REQUIREMENTS =
Rewrite the material from its start through the line containing "- qr-code-button[interactable]: ▦: [1831, 666, 1875, 710]", replacing every "sidebar-item" with "sidebar-entry" and leaving everything else unchanged.

DATA FOR PROCESSING =
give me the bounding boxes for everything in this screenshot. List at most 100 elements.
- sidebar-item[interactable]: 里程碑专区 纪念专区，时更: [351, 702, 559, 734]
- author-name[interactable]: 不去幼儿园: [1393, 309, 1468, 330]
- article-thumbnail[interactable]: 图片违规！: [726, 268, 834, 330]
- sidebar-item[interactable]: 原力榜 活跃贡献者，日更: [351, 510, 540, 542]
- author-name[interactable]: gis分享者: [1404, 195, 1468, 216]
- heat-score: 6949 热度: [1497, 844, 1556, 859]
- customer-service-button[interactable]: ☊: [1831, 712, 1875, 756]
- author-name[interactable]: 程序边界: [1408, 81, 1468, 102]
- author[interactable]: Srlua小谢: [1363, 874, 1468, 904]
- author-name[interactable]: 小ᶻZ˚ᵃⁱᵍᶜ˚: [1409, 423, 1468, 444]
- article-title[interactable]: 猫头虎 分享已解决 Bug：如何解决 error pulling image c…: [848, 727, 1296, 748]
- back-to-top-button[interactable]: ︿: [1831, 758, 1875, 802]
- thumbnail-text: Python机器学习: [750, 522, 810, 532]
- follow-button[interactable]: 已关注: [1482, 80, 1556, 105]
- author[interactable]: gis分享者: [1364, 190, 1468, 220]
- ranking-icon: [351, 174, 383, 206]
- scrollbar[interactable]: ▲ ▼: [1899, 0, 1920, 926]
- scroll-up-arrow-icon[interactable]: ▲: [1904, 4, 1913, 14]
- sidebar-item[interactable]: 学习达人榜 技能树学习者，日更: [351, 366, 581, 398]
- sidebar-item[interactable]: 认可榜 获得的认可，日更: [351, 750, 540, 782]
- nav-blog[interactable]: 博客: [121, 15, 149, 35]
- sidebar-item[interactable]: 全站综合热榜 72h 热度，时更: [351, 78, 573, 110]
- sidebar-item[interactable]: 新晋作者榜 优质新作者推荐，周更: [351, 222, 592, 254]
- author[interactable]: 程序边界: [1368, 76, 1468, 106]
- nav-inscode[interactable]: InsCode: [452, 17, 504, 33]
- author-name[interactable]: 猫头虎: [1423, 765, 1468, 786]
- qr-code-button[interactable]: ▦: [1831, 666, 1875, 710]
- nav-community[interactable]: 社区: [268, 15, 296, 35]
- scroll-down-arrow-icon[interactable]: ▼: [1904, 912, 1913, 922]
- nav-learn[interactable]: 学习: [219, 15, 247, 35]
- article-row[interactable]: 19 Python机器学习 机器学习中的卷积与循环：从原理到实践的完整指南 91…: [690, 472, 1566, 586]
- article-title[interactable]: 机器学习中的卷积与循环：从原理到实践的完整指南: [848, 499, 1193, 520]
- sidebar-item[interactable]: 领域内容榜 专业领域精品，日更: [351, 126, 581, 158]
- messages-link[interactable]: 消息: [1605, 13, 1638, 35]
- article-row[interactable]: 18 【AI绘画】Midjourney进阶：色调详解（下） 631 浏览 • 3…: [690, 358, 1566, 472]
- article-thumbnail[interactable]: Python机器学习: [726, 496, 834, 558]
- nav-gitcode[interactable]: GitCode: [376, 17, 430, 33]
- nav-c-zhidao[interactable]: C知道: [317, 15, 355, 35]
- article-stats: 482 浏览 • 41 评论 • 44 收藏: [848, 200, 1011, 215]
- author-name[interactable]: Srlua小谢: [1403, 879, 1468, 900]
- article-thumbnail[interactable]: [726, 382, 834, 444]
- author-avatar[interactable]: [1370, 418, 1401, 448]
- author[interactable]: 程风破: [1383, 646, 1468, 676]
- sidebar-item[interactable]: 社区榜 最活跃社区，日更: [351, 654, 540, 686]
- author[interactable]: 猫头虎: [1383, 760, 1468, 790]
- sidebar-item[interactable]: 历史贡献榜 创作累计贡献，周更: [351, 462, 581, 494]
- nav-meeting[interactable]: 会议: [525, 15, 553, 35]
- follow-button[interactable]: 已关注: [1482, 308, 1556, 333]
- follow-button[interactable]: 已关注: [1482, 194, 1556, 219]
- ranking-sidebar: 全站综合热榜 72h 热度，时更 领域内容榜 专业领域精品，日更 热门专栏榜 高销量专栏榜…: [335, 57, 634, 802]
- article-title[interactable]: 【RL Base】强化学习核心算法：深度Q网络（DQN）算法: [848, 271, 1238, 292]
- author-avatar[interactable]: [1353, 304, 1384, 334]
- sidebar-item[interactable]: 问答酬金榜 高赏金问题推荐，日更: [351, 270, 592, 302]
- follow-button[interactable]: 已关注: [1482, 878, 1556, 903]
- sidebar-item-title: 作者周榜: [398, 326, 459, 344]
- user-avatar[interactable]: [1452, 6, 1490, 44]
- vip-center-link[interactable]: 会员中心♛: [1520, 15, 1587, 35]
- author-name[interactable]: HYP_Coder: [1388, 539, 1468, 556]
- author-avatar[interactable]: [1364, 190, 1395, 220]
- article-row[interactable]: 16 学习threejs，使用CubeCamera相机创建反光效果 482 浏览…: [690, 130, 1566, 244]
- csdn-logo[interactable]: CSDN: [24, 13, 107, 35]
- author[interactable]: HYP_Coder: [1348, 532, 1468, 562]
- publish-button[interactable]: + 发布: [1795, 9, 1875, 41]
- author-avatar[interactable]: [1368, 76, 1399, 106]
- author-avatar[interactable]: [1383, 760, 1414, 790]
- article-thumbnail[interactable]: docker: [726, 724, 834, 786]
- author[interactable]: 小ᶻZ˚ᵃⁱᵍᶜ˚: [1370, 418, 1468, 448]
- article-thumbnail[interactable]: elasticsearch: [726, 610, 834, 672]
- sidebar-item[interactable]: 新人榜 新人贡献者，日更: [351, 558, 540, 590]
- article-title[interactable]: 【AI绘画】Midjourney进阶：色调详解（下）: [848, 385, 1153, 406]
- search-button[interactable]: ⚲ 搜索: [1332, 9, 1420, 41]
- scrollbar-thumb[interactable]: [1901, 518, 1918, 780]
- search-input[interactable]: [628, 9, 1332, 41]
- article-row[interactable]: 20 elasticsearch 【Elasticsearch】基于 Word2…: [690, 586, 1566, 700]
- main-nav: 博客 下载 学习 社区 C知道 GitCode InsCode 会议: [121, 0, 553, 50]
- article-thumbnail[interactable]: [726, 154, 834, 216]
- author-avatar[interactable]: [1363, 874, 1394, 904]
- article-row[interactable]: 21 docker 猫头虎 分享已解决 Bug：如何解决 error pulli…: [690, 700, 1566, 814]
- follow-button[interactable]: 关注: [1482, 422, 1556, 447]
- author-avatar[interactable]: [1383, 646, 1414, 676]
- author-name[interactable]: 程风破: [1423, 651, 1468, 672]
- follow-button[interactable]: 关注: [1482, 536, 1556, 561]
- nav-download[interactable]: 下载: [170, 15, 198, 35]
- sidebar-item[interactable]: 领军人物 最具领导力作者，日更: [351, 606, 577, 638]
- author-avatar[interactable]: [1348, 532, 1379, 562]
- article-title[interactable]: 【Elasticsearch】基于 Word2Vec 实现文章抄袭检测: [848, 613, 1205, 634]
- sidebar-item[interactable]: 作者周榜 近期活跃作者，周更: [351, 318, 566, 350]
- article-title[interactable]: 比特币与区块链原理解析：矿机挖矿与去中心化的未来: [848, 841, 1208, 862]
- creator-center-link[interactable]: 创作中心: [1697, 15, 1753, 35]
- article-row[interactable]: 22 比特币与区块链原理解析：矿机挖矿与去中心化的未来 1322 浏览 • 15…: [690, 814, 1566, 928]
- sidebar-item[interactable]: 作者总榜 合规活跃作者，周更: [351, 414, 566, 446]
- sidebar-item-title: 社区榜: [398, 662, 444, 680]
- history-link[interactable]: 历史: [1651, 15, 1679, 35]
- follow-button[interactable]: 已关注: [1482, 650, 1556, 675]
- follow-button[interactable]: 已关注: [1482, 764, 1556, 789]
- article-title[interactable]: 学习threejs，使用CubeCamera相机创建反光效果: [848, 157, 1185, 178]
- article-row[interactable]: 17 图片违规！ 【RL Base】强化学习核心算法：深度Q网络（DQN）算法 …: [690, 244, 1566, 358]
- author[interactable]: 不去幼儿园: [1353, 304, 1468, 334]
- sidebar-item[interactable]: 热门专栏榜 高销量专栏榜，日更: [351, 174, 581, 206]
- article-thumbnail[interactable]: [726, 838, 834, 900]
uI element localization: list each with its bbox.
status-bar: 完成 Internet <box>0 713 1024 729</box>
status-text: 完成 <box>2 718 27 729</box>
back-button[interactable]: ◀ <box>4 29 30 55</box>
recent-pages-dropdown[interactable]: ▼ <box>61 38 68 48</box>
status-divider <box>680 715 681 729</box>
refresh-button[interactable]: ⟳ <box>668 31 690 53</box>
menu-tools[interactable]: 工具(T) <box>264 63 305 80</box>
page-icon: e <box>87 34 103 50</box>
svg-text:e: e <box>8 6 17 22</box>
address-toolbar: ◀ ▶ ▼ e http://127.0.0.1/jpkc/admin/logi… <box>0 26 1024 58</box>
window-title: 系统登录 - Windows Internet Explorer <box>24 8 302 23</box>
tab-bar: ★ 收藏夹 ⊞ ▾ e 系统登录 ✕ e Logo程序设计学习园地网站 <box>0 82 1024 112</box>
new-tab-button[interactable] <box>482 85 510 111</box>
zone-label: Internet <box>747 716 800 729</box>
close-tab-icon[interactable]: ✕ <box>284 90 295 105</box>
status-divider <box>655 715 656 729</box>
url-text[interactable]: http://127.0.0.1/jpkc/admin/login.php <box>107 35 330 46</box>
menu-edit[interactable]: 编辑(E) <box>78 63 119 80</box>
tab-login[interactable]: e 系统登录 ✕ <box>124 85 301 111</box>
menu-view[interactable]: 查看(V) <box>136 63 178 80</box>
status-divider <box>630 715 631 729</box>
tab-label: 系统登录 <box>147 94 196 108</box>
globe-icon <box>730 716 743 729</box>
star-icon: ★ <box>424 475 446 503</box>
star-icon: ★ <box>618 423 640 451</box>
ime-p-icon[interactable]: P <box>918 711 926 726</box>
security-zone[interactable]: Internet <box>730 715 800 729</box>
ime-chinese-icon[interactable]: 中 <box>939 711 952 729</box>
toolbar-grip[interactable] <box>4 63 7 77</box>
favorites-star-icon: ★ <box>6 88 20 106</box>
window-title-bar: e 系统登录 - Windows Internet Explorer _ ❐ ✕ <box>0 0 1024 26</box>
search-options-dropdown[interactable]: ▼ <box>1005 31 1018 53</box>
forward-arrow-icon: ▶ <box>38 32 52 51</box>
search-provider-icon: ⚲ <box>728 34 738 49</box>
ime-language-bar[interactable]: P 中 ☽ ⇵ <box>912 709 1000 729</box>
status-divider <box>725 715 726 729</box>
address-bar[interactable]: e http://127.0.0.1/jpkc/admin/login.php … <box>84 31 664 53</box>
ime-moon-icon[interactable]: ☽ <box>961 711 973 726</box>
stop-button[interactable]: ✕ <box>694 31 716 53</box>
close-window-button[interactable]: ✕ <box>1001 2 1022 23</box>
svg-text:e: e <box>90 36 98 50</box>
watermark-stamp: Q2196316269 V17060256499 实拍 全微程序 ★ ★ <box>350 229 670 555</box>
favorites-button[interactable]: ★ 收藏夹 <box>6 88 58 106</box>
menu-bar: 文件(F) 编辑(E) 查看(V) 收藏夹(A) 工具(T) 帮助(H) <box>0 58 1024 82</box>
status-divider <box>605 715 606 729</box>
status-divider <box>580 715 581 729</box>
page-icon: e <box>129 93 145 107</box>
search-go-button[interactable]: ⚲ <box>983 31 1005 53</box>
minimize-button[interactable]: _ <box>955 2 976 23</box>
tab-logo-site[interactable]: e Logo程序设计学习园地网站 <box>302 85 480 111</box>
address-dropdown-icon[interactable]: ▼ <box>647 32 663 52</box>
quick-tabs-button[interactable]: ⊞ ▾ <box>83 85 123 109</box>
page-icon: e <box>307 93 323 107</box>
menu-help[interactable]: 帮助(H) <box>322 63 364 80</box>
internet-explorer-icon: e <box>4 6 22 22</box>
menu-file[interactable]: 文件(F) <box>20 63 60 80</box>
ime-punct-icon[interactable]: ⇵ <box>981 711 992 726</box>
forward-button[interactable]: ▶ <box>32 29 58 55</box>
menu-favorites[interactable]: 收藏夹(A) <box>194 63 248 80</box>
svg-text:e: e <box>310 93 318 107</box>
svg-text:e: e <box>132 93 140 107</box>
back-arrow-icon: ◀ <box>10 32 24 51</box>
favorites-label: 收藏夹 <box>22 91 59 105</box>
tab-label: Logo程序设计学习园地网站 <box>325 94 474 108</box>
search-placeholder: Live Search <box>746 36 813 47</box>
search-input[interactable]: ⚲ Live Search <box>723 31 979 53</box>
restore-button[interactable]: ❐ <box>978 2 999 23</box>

SOLUTION =
give me the bounding boxes for everything in this screenshot. List at most 100 elements.
- sidebar-entry[interactable]: 里程碑专区 纪念专区，时更: [351, 702, 559, 734]
- author-name[interactable]: 不去幼儿园: [1393, 309, 1468, 330]
- article-thumbnail[interactable]: 图片违规！: [726, 268, 834, 330]
- sidebar-entry[interactable]: 原力榜 活跃贡献者，日更: [351, 510, 540, 542]
- author-name[interactable]: gis分享者: [1404, 195, 1468, 216]
- heat-score: 6949 热度: [1497, 844, 1556, 859]
- customer-service-button[interactable]: ☊: [1831, 712, 1875, 756]
- author-name[interactable]: 程序边界: [1408, 81, 1468, 102]
- author[interactable]: Srlua小谢: [1363, 874, 1468, 904]
- author-name[interactable]: 小ᶻZ˚ᵃⁱᵍᶜ˚: [1409, 423, 1468, 444]
- article-title[interactable]: 猫头虎 分享已解决 Bug：如何解决 error pulling image c…: [848, 727, 1296, 748]
- back-to-top-button[interactable]: ︿: [1831, 758, 1875, 802]
- thumbnail-text: Python机器学习: [750, 522, 810, 532]
- follow-button[interactable]: 已关注: [1482, 80, 1556, 105]
- author[interactable]: gis分享者: [1364, 190, 1468, 220]
- ranking-icon: [351, 174, 383, 206]
- scrollbar[interactable]: ▲ ▼: [1899, 0, 1920, 926]
- scroll-up-arrow-icon[interactable]: ▲: [1904, 4, 1913, 14]
- sidebar-entry[interactable]: 学习达人榜 技能树学习者，日更: [351, 366, 581, 398]
- sidebar-entry[interactable]: 认可榜 获得的认可，日更: [351, 750, 540, 782]
- nav-blog[interactable]: 博客: [121, 15, 149, 35]
- sidebar-entry[interactable]: 全站综合热榜 72h 热度，时更: [351, 78, 573, 110]
- sidebar-entry[interactable]: 新晋作者榜 优质新作者推荐，周更: [351, 222, 592, 254]
- author[interactable]: 程序边界: [1368, 76, 1468, 106]
- nav-inscode[interactable]: InsCode: [452, 17, 504, 33]
- author-name[interactable]: 猫头虎: [1423, 765, 1468, 786]
- qr-code-button[interactable]: ▦: [1831, 666, 1875, 710]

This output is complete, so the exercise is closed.